* **What to work on**: Identify the lines containing the word "kimyoviy". Copy each one.

* **Dataset records**:
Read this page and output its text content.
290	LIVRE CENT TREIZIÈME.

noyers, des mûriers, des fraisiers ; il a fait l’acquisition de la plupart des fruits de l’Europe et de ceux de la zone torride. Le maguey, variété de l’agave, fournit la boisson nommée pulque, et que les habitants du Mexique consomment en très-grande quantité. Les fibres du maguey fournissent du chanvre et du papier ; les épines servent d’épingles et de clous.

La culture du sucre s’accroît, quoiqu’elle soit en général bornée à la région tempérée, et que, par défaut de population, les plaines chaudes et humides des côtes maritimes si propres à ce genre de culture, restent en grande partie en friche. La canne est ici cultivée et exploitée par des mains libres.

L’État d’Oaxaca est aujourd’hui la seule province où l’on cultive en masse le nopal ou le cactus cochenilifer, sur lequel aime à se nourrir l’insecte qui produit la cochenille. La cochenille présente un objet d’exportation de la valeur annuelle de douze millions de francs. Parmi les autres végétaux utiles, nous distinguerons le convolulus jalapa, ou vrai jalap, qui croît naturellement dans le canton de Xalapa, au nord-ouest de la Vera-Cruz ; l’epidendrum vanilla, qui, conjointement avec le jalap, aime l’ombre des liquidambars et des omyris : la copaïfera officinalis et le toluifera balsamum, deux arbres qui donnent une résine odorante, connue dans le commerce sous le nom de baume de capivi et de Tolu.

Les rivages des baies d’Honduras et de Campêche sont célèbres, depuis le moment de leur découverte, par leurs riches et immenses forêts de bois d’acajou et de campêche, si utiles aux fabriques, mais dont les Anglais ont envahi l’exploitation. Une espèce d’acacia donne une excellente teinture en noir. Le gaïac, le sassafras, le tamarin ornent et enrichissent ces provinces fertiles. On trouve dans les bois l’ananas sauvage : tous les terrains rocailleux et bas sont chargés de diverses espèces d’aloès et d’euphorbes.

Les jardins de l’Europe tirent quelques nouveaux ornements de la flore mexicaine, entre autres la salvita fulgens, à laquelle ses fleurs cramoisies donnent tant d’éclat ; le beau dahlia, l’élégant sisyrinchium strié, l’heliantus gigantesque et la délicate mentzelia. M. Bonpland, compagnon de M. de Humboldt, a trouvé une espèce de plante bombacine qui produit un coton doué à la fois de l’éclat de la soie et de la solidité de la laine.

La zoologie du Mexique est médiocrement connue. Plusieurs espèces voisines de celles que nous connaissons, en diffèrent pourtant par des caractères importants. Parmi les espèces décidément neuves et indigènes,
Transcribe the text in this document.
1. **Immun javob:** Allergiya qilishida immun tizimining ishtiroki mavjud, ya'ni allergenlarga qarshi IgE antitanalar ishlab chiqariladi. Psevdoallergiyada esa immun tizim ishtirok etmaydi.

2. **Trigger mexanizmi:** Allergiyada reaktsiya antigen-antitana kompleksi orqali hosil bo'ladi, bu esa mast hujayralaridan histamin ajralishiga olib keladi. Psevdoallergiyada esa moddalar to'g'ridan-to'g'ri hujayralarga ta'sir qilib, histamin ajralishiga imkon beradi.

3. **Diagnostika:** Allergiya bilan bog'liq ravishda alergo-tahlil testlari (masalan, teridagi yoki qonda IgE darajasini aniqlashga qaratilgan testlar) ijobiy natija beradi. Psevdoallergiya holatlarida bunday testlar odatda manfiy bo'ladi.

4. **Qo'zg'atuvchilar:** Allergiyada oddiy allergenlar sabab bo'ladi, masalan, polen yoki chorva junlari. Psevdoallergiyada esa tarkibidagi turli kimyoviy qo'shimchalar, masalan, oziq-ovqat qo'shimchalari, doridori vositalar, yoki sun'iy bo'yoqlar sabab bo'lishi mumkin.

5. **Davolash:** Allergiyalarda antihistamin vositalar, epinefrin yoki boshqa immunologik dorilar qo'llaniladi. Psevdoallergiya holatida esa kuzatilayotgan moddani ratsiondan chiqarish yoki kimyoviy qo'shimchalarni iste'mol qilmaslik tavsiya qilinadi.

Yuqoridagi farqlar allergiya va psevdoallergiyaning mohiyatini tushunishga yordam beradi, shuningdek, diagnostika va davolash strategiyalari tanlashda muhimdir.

* **The solution**:
4. **Qo'zg'atuvchilar:** Allergiyada oddiy allergenlar sabab bo'ladi, masalan, polen yoki chorva junlari. Psevdoallergiyada esa tarkibidagi turli kimyoviy qo'shimchalar, masalan, oziq-ovqat qo'shimchalari, doridori vositalar, yoki sun'iy bo'yoqlar sabab bo'lishi mumkin.
5. **Davolash:** Allergiyalarda antihistamin vositalar, epinefrin yoki boshqa immunologik dorilar qo'llaniladi. Psevdoallergiya holatida esa kuzatilayotgan moddani ratsiondan chiqarish yoki kimyoviy qo'shimchalarni iste'mol qilmaslik tavsiya qilinadi.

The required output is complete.